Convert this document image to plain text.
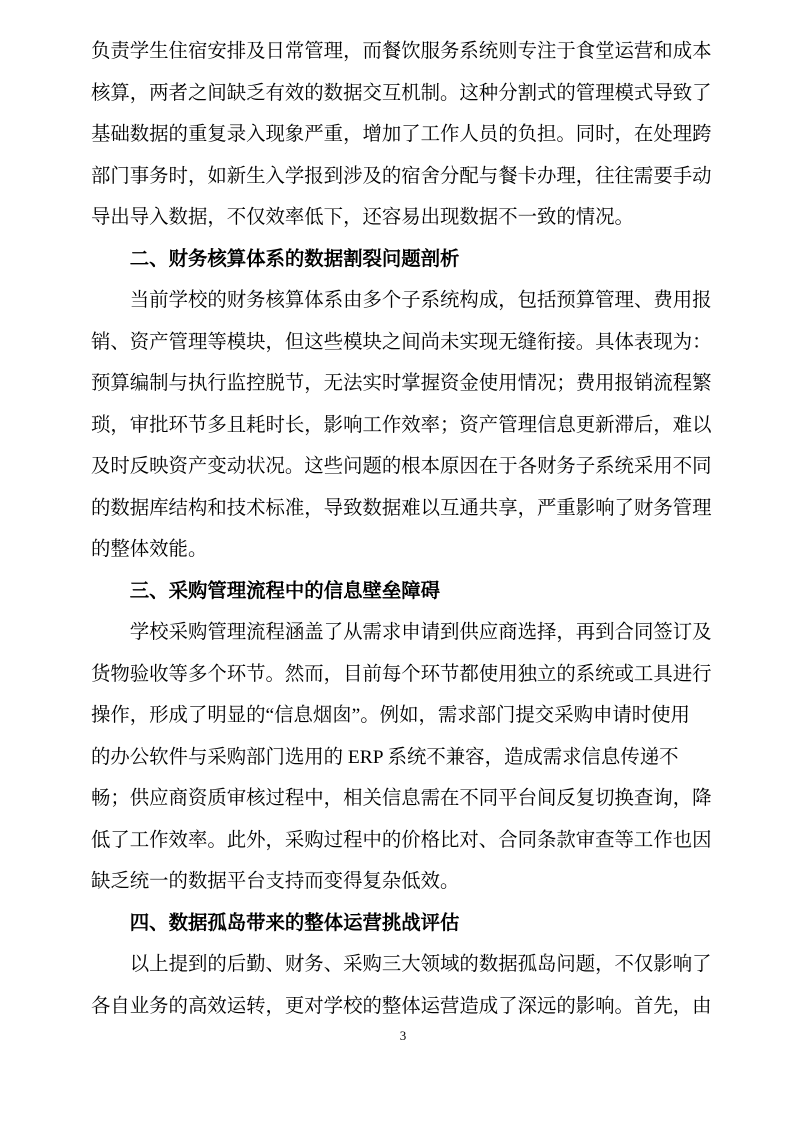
负责学生住宿安排及日常管理，而餐饮服务系统则专注于食堂运营和成本
核算，两者之间缺乏有效的数据交互机制。这种分割式的管理模式导致了
基础数据的重复录入现象严重，增加了工作人员的负担。同时，在处理跨
部门事务时，如新生入学报到涉及的宿舍分配与餐卡办理，往往需要手动
导出导入数据，不仅效率低下，还容易出现数据不一致的情况。
二、财务核算体系的数据割裂问题剖析
当前学校的财务核算体系由多个子系统构成，包括预算管理、费用报
销、资产管理等模块，但这些模块之间尚未实现无缝衔接。具体表现为：
预算编制与执行监控脱节，无法实时掌握资金使用情况；费用报销流程繁
琐，审批环节多且耗时长，影响工作效率；资产管理信息更新滞后，难以
及时反映资产变动状况。这些问题的根本原因在于各财务子系统采用不同
的数据库结构和技术标准，导致数据难以互通共享，严重影响了财务管理
的整体效能。
三、采购管理流程中的信息壁垒障碍
学校采购管理流程涵盖了从需求申请到供应商选择，再到合同签订及
货物验收等多个环节。然而，目前每个环节都使用独立的系统或工具进行
操作，形成了明显的“信息烟囱”。例如，需求部门提交采购申请时使用
的办公软件与采购部门选用的 ERP 系统不兼容，造成需求信息传递不
畅；供应商资质审核过程中，相关信息需在不同平台间反复切换查询，降
低了工作效率。此外，采购过程中的价格比对、合同条款审查等工作也因
缺乏统一的数据平台支持而变得复杂低效。
四、数据孤岛带来的整体运营挑战评估
以上提到的后勤、财务、采购三大领域的数据孤岛问题，不仅影响了
各自业务的高效运转，更对学校的整体运营造成了深远的影响。首先，由
3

▬▬▬▬▬▬

→ **Objective**
Reproduce all of the data exactly; the pictures do not belong in the copy.

→ **Result of this exercise**
Convert this document image to plain text.
负责学生住宿安排及日常管理，而餐饮服务系统则专注于食堂运营和成本
核算，两者之间缺乏有效的数据交互机制。这种分割式的管理模式导致了
基础数据的重复录入现象严重，增加了工作人员的负担。同时，在处理跨
部门事务时，如新生入学报到涉及的宿舍分配与餐卡办理，往往需要手动
导出导入数据，不仅效率低下，还容易出现数据不一致的情况。
二、财务核算体系的数据割裂问题剖析
当前学校的财务核算体系由多个子系统构成，包括预算管理、费用报
销、资产管理等模块，但这些模块之间尚未实现无缝衔接。具体表现为：
预算编制与执行监控脱节，无法实时掌握资金使用情况；费用报销流程繁
琐，审批环节多且耗时长，影响工作效率；资产管理信息更新滞后，难以
及时反映资产变动状况。这些问题的根本原因在于各财务子系统采用不同
的数据库结构和技术标准，导致数据难以互通共享，严重影响了财务管理
的整体效能。
三、采购管理流程中的信息壁垒障碍
学校采购管理流程涵盖了从需求申请到供应商选择，再到合同签订及
货物验收等多个环节。然而，目前每个环节都使用独立的系统或工具进行
操作，形成了明显的“信息烟囱”。例如，需求部门提交采购申请时使用
的办公软件与采购部门选用的 ERP 系统不兼容，造成需求信息传递不
畅；供应商资质审核过程中，相关信息需在不同平台间反复切换查询，降
低了工作效率。此外，采购过程中的价格比对、合同条款审查等工作也因
缺乏统一的数据平台支持而变得复杂低效。
四、数据孤岛带来的整体运营挑战评估
以上提到的后勤、财务、采购三大领域的数据孤岛问题，不仅影响了
各自业务的高效运转，更对学校的整体运营造成了深远的影响。首先，由
3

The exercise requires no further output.